§ **PROVIDED RECORDS**
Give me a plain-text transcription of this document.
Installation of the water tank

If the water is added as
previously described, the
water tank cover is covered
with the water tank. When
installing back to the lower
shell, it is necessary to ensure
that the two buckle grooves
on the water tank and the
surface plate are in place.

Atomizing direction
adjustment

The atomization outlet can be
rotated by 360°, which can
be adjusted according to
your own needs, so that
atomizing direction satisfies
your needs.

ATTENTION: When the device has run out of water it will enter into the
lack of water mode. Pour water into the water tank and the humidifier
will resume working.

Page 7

§ **SHORT EXERCISE**
Quote the listing in full, please, keeping every line exact.

§ **REPLY**
Give me a plain-text transcription of this document.
Installation of the water tank

If the water is added as
previously described, the
water tank cover is covered
with the water tank. When
installing back to the lower
shell, it is necessary to ensure
that the two buckle grooves
on the water tank and the
surface plate are in place.

Atomizing direction
adjustment

The atomization outlet can be
rotated by 360°, which can
be adjusted according to
your own needs, so that
atomizing direction satisfies
your needs.

ATTENTION: When the device has run out of water it will enter into the
lack of water mode. Pour water into the water tank and the humidifier
will resume working.

Page 7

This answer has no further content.